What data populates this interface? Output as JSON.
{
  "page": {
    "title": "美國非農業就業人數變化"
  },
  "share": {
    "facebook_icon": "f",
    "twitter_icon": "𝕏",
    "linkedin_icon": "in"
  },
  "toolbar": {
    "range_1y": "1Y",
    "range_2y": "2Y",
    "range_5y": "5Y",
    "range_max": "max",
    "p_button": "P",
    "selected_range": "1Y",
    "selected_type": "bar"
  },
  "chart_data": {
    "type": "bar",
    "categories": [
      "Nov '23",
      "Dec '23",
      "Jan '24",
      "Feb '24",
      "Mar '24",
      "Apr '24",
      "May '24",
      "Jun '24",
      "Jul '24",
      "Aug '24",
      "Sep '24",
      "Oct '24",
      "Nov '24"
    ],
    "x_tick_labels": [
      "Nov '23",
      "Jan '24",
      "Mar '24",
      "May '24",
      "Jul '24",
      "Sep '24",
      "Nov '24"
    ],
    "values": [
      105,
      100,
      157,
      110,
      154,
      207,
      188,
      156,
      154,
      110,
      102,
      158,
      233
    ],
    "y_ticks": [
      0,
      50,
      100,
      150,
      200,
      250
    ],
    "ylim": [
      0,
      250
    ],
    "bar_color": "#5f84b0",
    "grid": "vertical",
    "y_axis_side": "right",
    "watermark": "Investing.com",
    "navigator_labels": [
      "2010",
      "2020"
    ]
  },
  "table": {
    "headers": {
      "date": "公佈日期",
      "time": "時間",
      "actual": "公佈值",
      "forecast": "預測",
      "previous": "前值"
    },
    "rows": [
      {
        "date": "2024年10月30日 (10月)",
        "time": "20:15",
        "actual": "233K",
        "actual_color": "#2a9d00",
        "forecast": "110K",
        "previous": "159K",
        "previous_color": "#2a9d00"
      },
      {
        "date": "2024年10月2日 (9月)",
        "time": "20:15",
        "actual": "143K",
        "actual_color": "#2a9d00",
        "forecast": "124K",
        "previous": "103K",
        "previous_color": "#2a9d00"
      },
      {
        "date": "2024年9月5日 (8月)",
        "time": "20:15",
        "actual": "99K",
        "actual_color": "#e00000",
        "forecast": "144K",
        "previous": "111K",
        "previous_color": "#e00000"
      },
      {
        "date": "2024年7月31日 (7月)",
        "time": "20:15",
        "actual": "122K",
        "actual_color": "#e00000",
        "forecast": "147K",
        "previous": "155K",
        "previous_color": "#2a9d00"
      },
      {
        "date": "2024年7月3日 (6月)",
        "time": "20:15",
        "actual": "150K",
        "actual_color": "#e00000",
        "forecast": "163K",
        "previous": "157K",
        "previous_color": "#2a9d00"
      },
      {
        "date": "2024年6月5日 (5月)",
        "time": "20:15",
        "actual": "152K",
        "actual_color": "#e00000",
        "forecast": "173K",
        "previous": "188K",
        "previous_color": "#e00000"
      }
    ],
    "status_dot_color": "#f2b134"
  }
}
- - - - -
• **Exercise description**
All of the entries above should be written out again exactly.

• **Correct output**
What data populates this interface? Output as JSON.
{
  "page": {
    "title": "美國非農業就業人數變化"
  },
  "share": {
    "facebook_icon": "f",
    "twitter_icon": "𝕏",
    "linkedin_icon": "in"
  },
  "toolbar": {
    "range_1y": "1Y",
    "range_2y": "2Y",
    "range_5y": "5Y",
    "range_max": "max",
    "p_button": "P",
    "selected_range": "1Y",
    "selected_type": "bar"
  },
  "chart_data": {
    "type": "bar",
    "categories": [
      "Nov '23",
      "Dec '23",
      "Jan '24",
      "Feb '24",
      "Mar '24",
      "Apr '24",
      "May '24",
      "Jun '24",
      "Jul '24",
      "Aug '24",
      "Sep '24",
      "Oct '24",
      "Nov '24"
    ],
    "x_tick_labels": [
      "Nov '23",
      "Jan '24",
      "Mar '24",
      "May '24",
      "Jul '24",
      "Sep '24",
      "Nov '24"
    ],
    "values": [
      105,
      100,
      157,
      110,
      154,
      207,
      188,
      156,
      154,
      110,
      102,
      158,
      233
    ],
    "y_ticks": [
      0,
      50,
      100,
      150,
      200,
      250
    ],
    "ylim": [
      0,
      250
    ],
    "bar_color": "#5f84b0",
    "grid": "vertical",
    "y_axis_side": "right",
    "watermark": "Investing.com",
    "navigator_labels": [
      "2010",
      "2020"
    ]
  },
  "table": {
    "headers": {
      "date": "公佈日期",
      "time": "時間",
      "actual": "公佈值",
      "forecast": "預測",
      "previous": "前值"
    },
    "rows": [
      {
        "date": "2024年10月30日 (10月)",
        "time": "20:15",
        "actual": "233K",
        "actual_color": "#2a9d00",
        "forecast": "110K",
        "previous": "159K",
        "previous_color": "#2a9d00"
      },
      {
        "date": "2024年10月2日 (9月)",
        "time": "20:15",
        "actual": "143K",
        "actual_color": "#2a9d00",
        "forecast": "124K",
        "previous": "103K",
        "previous_color": "#2a9d00"
      },
      {
        "date": "2024年9月5日 (8月)",
        "time": "20:15",
        "actual": "99K",
        "actual_color": "#e00000",
        "forecast": "144K",
        "previous": "111K",
        "previous_color": "#e00000"
      },
      {
        "date": "2024年7月31日 (7月)",
        "time": "20:15",
        "actual": "122K",
        "actual_color": "#e00000",
        "forecast": "147K",
        "previous": "155K",
        "previous_color": "#2a9d00"
      },
      {
        "date": "2024年7月3日 (6月)",
        "time": "20:15",
        "actual": "150K",
        "actual_color": "#e00000",
        "forecast": "163K",
        "previous": "157K",
        "previous_color": "#2a9d00"
      },
      {
        "date": "2024年6月5日 (5月)",
        "time": "20:15",
        "actual": "152K",
        "actual_color": "#e00000",
        "forecast": "173K",
        "previous": "188K",
        "previous_color": "#e00000"
      }
    ],
    "status_dot_color": "#f2b134"
  }
}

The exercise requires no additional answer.